__Data for the task__:
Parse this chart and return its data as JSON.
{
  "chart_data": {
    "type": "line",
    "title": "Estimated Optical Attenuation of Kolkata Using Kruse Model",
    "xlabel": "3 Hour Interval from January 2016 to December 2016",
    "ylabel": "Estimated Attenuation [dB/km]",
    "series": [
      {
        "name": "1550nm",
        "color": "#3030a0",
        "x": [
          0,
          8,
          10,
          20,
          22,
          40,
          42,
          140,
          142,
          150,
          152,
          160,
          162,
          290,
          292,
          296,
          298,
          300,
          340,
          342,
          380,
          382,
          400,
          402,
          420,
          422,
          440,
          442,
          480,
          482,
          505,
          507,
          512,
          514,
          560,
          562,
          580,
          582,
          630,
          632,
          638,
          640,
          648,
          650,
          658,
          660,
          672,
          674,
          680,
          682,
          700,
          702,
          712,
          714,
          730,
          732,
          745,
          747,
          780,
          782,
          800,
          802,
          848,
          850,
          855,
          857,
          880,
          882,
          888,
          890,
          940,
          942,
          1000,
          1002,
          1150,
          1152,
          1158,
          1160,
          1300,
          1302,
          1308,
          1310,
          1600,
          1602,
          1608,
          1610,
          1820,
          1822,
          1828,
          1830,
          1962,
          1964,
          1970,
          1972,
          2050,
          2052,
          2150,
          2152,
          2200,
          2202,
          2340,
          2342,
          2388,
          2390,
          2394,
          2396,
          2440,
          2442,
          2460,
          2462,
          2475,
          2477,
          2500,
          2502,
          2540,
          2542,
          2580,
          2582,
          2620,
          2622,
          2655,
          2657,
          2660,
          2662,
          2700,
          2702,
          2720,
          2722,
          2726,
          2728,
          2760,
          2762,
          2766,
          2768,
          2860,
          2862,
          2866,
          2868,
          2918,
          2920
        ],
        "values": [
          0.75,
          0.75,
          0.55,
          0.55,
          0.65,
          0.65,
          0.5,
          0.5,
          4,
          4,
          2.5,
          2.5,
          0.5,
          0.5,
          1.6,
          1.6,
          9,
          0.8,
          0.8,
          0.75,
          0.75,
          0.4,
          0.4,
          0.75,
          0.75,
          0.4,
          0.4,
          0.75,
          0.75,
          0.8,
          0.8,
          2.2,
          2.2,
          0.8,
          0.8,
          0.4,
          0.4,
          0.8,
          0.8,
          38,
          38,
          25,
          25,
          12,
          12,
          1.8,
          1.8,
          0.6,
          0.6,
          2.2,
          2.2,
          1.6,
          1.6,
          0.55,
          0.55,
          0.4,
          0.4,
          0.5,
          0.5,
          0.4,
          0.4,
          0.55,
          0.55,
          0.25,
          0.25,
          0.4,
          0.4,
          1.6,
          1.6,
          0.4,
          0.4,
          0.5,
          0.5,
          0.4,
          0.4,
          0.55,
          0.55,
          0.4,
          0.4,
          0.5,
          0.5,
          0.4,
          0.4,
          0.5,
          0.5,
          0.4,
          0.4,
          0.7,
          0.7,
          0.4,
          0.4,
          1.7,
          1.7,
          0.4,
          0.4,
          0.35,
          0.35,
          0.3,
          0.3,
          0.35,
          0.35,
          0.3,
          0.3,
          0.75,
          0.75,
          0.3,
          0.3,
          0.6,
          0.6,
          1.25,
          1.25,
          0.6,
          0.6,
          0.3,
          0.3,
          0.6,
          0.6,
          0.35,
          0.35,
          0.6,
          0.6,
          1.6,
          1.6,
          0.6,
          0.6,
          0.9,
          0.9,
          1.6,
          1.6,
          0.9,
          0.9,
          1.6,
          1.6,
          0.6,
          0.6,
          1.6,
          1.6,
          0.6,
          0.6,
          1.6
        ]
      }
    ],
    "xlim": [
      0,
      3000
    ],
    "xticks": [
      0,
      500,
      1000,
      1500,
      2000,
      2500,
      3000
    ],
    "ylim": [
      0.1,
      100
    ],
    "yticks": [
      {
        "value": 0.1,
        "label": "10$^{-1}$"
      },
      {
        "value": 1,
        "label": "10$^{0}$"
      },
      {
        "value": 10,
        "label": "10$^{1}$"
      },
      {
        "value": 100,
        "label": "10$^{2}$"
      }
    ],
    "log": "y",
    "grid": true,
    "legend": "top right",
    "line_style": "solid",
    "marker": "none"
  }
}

__Exercise instructions__: Identify the lines above with the word "Estimated". Copy them.

__Solution to the problem__:
    "title": "Estimated Optical Attenuation of Kolkata Using Kruse Model",
    "ylabel": "Estimated Attenuation [dB/km]",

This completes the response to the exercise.